===== Dataset

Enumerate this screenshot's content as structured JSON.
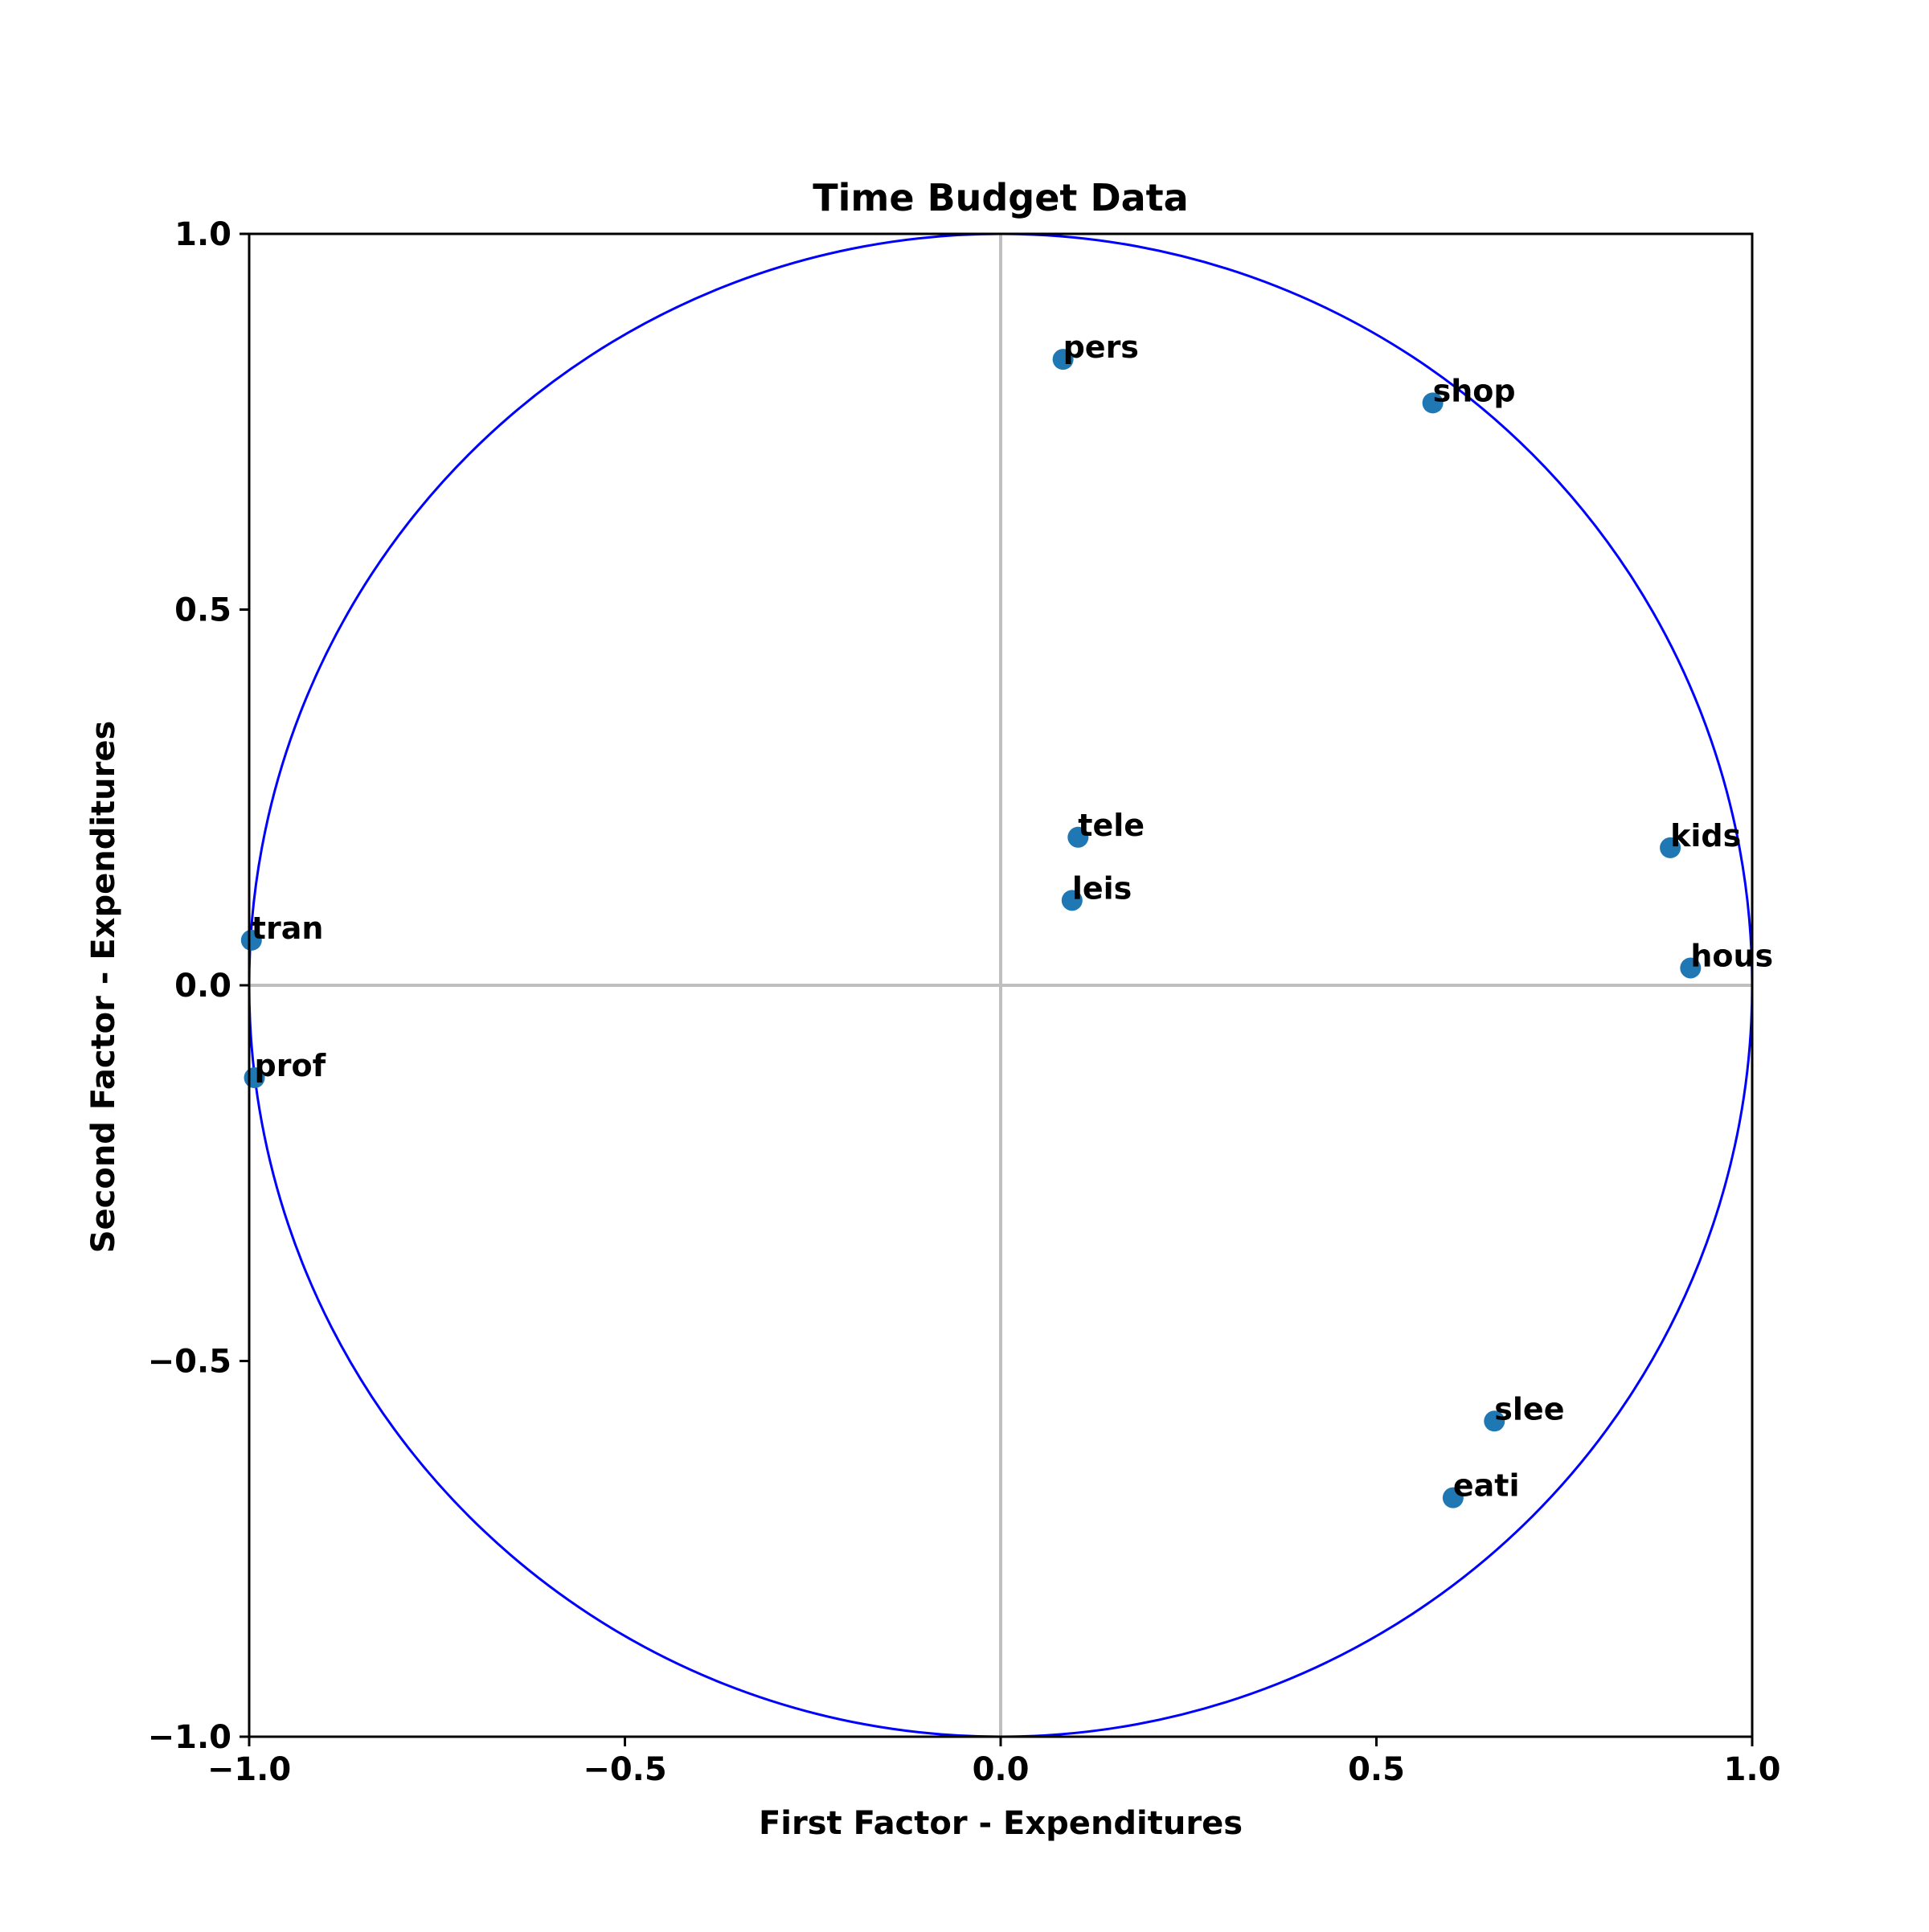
{
  "chart_data": {
    "type": "scatter",
    "title": "Time Budget Data",
    "xlabel": "First Factor - Expenditures",
    "ylabel": "Second Factor - Expenditures",
    "xlim": [
      -1.0,
      1.0
    ],
    "ylim": [
      -1.0,
      1.0
    ],
    "xticks": [
      -1.0,
      -0.5,
      0.0,
      0.5,
      1.0
    ],
    "yticks": [
      -1.0,
      -0.5,
      0.0,
      0.5,
      1.0
    ],
    "xtick_labels": [
      "−1.0",
      "−0.5",
      "0.0",
      "0.5",
      "1.0"
    ],
    "ytick_labels": [
      "−1.0",
      "−0.5",
      "0.0",
      "0.5",
      "1.0"
    ],
    "grid": false,
    "reference_lines": {
      "x": 0.0,
      "y": 0.0,
      "color": "#bfbfbf"
    },
    "unit_circle": {
      "radius": 1.0,
      "color": "#0000ff"
    },
    "point_color": "#1f77b4",
    "points": [
      {
        "label": "pers",
        "x": 0.083,
        "y": 0.833
      },
      {
        "label": "shop",
        "x": 0.575,
        "y": 0.775
      },
      {
        "label": "tele",
        "x": 0.103,
        "y": 0.197
      },
      {
        "label": "kids",
        "x": 0.891,
        "y": 0.183
      },
      {
        "label": "leis",
        "x": 0.095,
        "y": 0.113
      },
      {
        "label": "tran",
        "x": -0.997,
        "y": 0.06
      },
      {
        "label": "hous",
        "x": 0.918,
        "y": 0.023
      },
      {
        "label": "prof",
        "x": -0.993,
        "y": -0.123
      },
      {
        "label": "slee",
        "x": 0.657,
        "y": -0.58
      },
      {
        "label": "eati",
        "x": 0.602,
        "y": -0.682
      }
    ]
  }
}
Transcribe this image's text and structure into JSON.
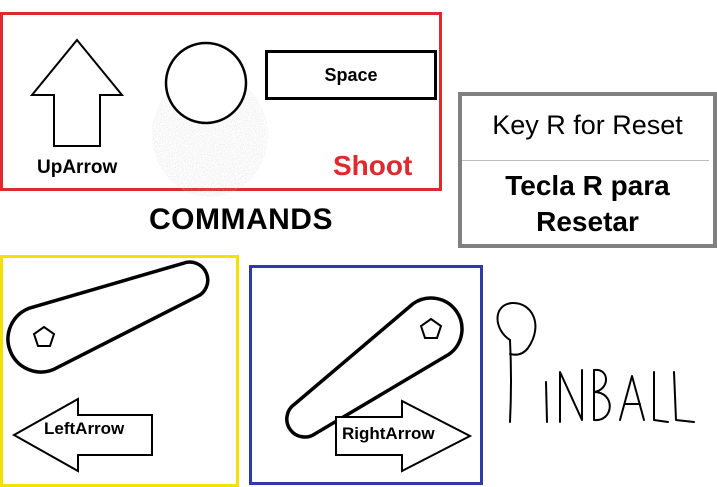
{
  "commands": {
    "title": "COMMANDS",
    "shoot": {
      "up_key_label": "UpArrow",
      "space_key_label": "Space",
      "action_label": "Shoot",
      "icons": [
        "up-arrow-icon",
        "ball-icon",
        "space-key-icon"
      ],
      "accent_color": "#e0282e"
    },
    "reset": {
      "english": "Key R for Reset",
      "portuguese_line1": "Tecla R para",
      "portuguese_line2": "Resetar",
      "border_color": "#808080"
    },
    "left_flipper": {
      "key_label": "LeftArrow",
      "icons": [
        "left-flipper-icon",
        "left-arrow-icon"
      ],
      "border_color": "#f4e100"
    },
    "right_flipper": {
      "key_label": "RightArrow",
      "icons": [
        "right-flipper-icon",
        "right-arrow-icon"
      ],
      "border_color": "#2e3aa8"
    }
  },
  "logo": {
    "text": "PINBALL",
    "style": "handwritten"
  }
}
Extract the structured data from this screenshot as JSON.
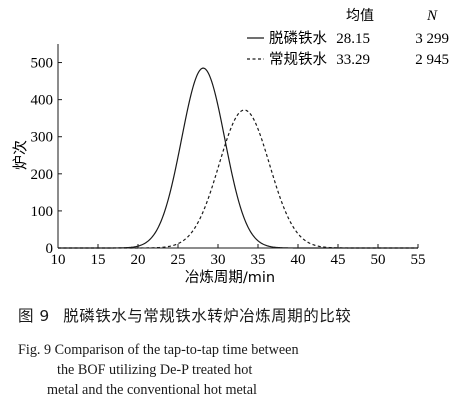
{
  "chart_data": {
    "type": "line",
    "xlabel": "冶炼周期/min",
    "ylabel": "炉次",
    "xlim": [
      10,
      55
    ],
    "ylim": [
      0,
      550
    ],
    "xticks": [
      10,
      15,
      20,
      25,
      30,
      35,
      40,
      45,
      50,
      55
    ],
    "yticks": [
      0,
      100,
      200,
      300,
      400,
      500
    ],
    "legend": {
      "position": "top-right",
      "header_mean": "均值",
      "header_n": "N"
    },
    "series": [
      {
        "name": "脱磷铁水",
        "line_style": "solid",
        "color": "#1a1a1a",
        "mean_label": "28.15",
        "n_label": "3 299",
        "peak_x": 28.15,
        "peak_y": 485,
        "sigma": 2.7
      },
      {
        "name": "常规铁水",
        "line_style": "dashed",
        "color": "#1a1a1a",
        "mean_label": "33.29",
        "n_label": "2 945",
        "peak_x": 33.29,
        "peak_y": 372,
        "sigma": 3.15
      }
    ]
  },
  "caption": {
    "cn_fig_no": "图 9",
    "cn_text": "脱磷铁水与常规铁水转炉冶炼周期的比较",
    "en_line1": "Fig. 9    Comparison of the tap-to-tap time between",
    "en_line2": "the BOF utilizing De-P treated hot",
    "en_line3": "metal and the conventional hot metal"
  }
}
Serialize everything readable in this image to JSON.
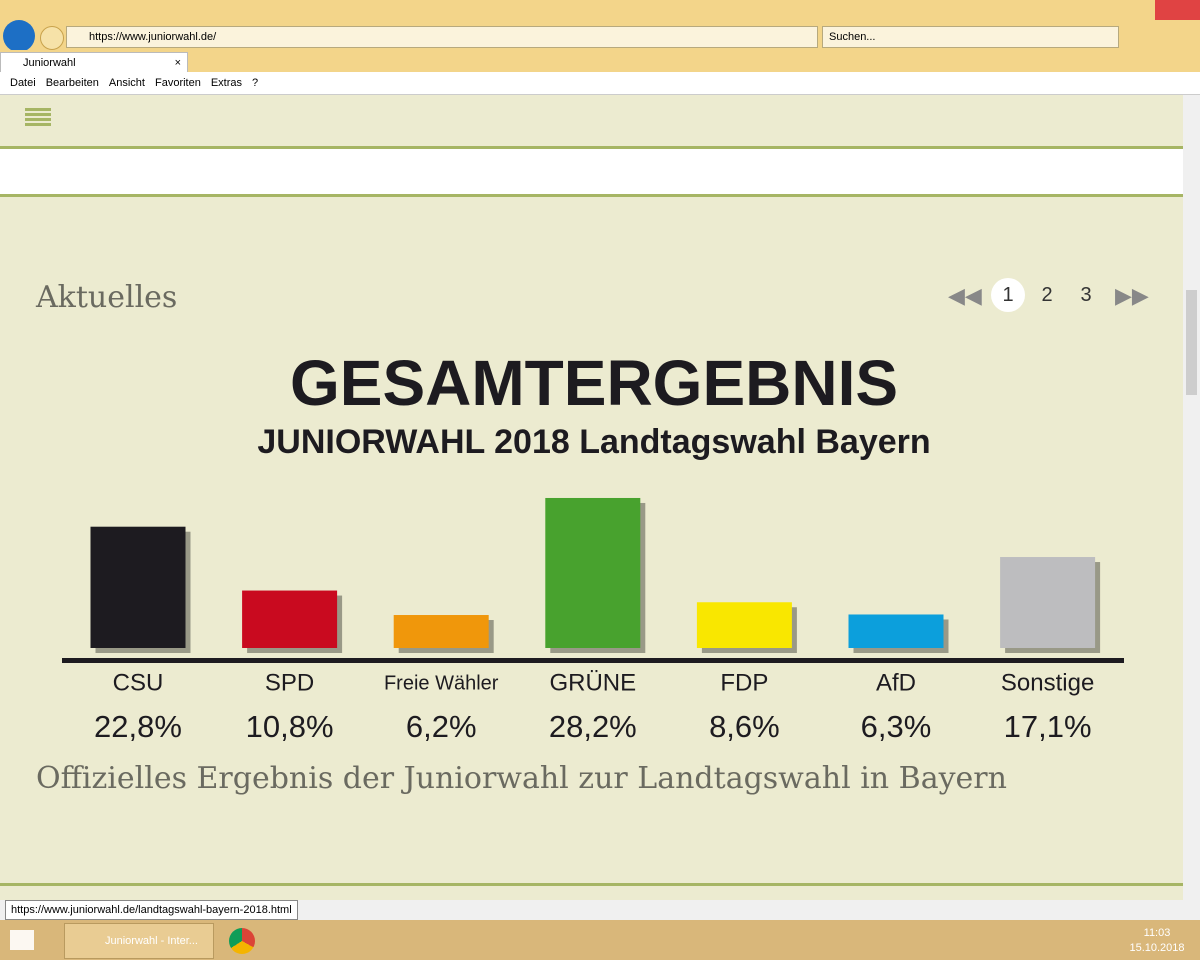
{
  "browser": {
    "url": "https://www.juniorwahl.de/",
    "search_placeholder": "Suchen...",
    "tab_title": "Juniorwahl",
    "menu": [
      "Datei",
      "Bearbeiten",
      "Ansicht",
      "Favoriten",
      "Extras",
      "?"
    ],
    "status_url": "https://www.juniorwahl.de/landtagswahl-bayern-2018.html"
  },
  "page": {
    "section_title": "Aktuelles",
    "pagination": [
      "1",
      "2",
      "3"
    ],
    "caption": "Offizielles Ergebnis der Juniorwahl zur Landtagswahl in Bayern"
  },
  "chart_data": {
    "type": "bar",
    "title": "GESAMTERGEBNIS",
    "subtitle": "JUNIORWAHL 2018 Landtagswahl Bayern",
    "categories": [
      "CSU",
      "SPD",
      "Freie Wähler",
      "GRÜNE",
      "FDP",
      "AfD",
      "Sonstige"
    ],
    "values": [
      22.8,
      10.8,
      6.2,
      28.2,
      8.6,
      6.3,
      17.1
    ],
    "value_labels": [
      "22,8%",
      "10,8%",
      "6,2%",
      "28,2%",
      "8,6%",
      "6,3%",
      "17,1%"
    ],
    "colors": [
      "#1d1b20",
      "#c90a1f",
      "#f0970b",
      "#48a22e",
      "#f9e700",
      "#0c9fdc",
      "#bdbdbf"
    ]
  },
  "taskbar": {
    "app": "Juniorwahl - Inter...",
    "time": "11:03",
    "date": "15.10.2018"
  }
}
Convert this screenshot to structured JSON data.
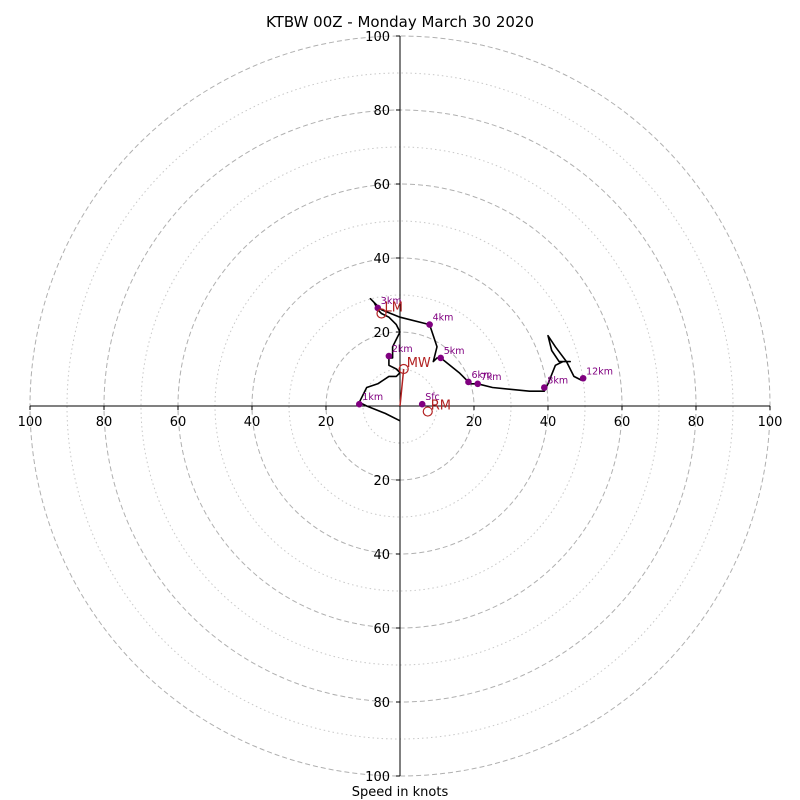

==========

# Exercise goal
Produce an exact copy of each line of data, skipping embedded images.

# Result
Enumerate this screenshot's content as structured JSON.
{
  "chart_data": {
    "type": "scatter",
    "title": "Time Budget Data",
    "xlabel": "First Factor - Expenditures",
    "ylabel": "Second Factor - Expenditures",
    "xlim": [
      -1.0,
      1.0
    ],
    "ylim": [
      -1.0,
      1.0
    ],
    "xticks": [
      -1.0,
      -0.5,
      0.0,
      0.5,
      1.0
    ],
    "yticks": [
      -1.0,
      -0.5,
      0.0,
      0.5,
      1.0
    ],
    "xtick_labels": [
      "−1.0",
      "−0.5",
      "0.0",
      "0.5",
      "1.0"
    ],
    "ytick_labels": [
      "−1.0",
      "−0.5",
      "0.0",
      "0.5",
      "1.0"
    ],
    "grid": false,
    "reference_lines": {
      "x": 0.0,
      "y": 0.0,
      "color": "#bfbfbf"
    },
    "unit_circle": {
      "radius": 1.0,
      "color": "#0000ff"
    },
    "point_color": "#1f77b4",
    "points": [
      {
        "label": "pers",
        "x": 0.083,
        "y": 0.833
      },
      {
        "label": "shop",
        "x": 0.575,
        "y": 0.775
      },
      {
        "label": "tele",
        "x": 0.103,
        "y": 0.197
      },
      {
        "label": "kids",
        "x": 0.891,
        "y": 0.183
      },
      {
        "label": "leis",
        "x": 0.095,
        "y": 0.113
      },
      {
        "label": "tran",
        "x": -0.997,
        "y": 0.06
      },
      {
        "label": "hous",
        "x": 0.918,
        "y": 0.023
      },
      {
        "label": "prof",
        "x": -0.993,
        "y": -0.123
      },
      {
        "label": "slee",
        "x": 0.657,
        "y": -0.58
      },
      {
        "label": "eati",
        "x": 0.602,
        "y": -0.682
      }
    ]
  }
}
Transcribe this image's text and structure into JSON.
{
  "commands": {
    "title": "COMMANDS",
    "shoot": {
      "up_key_label": "UpArrow",
      "space_key_label": "Space",
      "action_label": "Shoot",
      "icons": [
        "up-arrow-icon",
        "ball-icon",
        "space-key-icon"
      ],
      "accent_color": "#e0282e"
    },
    "reset": {
      "english": "Key R for Reset",
      "portuguese_line1": "Tecla R para",
      "portuguese_line2": "Resetar",
      "border_color": "#808080"
    },
    "left_flipper": {
      "key_label": "LeftArrow",
      "icons": [
        "left-flipper-icon",
        "left-arrow-icon"
      ],
      "border_color": "#f4e100"
    },
    "right_flipper": {
      "key_label": "RightArrow",
      "icons": [
        "right-flipper-icon",
        "right-arrow-icon"
      ],
      "border_color": "#2e3aa8"
    }
  },
  "logo": {
    "text": "PINBALL",
    "style": "handwritten"
  }
}
Extract the structured data from this screenshot as JSON.
{
  "chart_data": {
    "type": "line",
    "xlabel": "冶炼周期/min",
    "ylabel": "炉次",
    "xlim": [
      10,
      55
    ],
    "ylim": [
      0,
      550
    ],
    "xticks": [
      10,
      15,
      20,
      25,
      30,
      35,
      40,
      45,
      50,
      55
    ],
    "yticks": [
      0,
      100,
      200,
      300,
      400,
      500
    ],
    "legend": {
      "position": "top-right",
      "header_mean": "均值",
      "header_n": "N"
    },
    "series": [
      {
        "name": "脱磷铁水",
        "line_style": "solid",
        "color": "#1a1a1a",
        "mean_label": "28.15",
        "n_label": "3 299",
        "peak_x": 28.15,
        "peak_y": 485,
        "sigma": 2.7
      },
      {
        "name": "常规铁水",
        "line_style": "dashed",
        "color": "#1a1a1a",
        "mean_label": "33.29",
        "n_label": "2 945",
        "peak_x": 33.29,
        "peak_y": 372,
        "sigma": 3.15
      }
    ]
  },
  "caption": {
    "cn_fig_no": "图 9",
    "cn_text": "脱磷铁水与常规铁水转炉冶炼周期的比较",
    "en_line1": "Fig. 9    Comparison of the tap-to-tap time between",
    "en_line2": "the BOF utilizing De-P treated hot",
    "en_line3": "metal and the conventional hot metal"
  }
}
Serialize everything readable in this image to JSON.
{
  "browser": {
    "url": "https://www.juniorwahl.de/",
    "search_placeholder": "Suchen...",
    "tab_title": "Juniorwahl",
    "menu": [
      "Datei",
      "Bearbeiten",
      "Ansicht",
      "Favoriten",
      "Extras",
      "?"
    ],
    "status_url": "https://www.juniorwahl.de/landtagswahl-bayern-2018.html"
  },
  "page": {
    "section_title": "Aktuelles",
    "pagination": [
      "1",
      "2",
      "3"
    ],
    "caption": "Offizielles Ergebnis der Juniorwahl zur Landtagswahl in Bayern"
  },
  "chart_data": {
    "type": "bar",
    "title": "GESAMTERGEBNIS",
    "subtitle": "JUNIORWAHL 2018 Landtagswahl Bayern",
    "categories": [
      "CSU",
      "SPD",
      "Freie Wähler",
      "GRÜNE",
      "FDP",
      "AfD",
      "Sonstige"
    ],
    "values": [
      22.8,
      10.8,
      6.2,
      28.2,
      8.6,
      6.3,
      17.1
    ],
    "value_labels": [
      "22,8%",
      "10,8%",
      "6,2%",
      "28,2%",
      "8,6%",
      "6,3%",
      "17,1%"
    ],
    "colors": [
      "#1d1b20",
      "#c90a1f",
      "#f0970b",
      "#48a22e",
      "#f9e700",
      "#0c9fdc",
      "#bdbdbf"
    ]
  },
  "taskbar": {
    "app": "Juniorwahl - Inter...",
    "time": "11:03",
    "date": "15.10.2018"
  }
}
Convert this screenshot to structured JSON data.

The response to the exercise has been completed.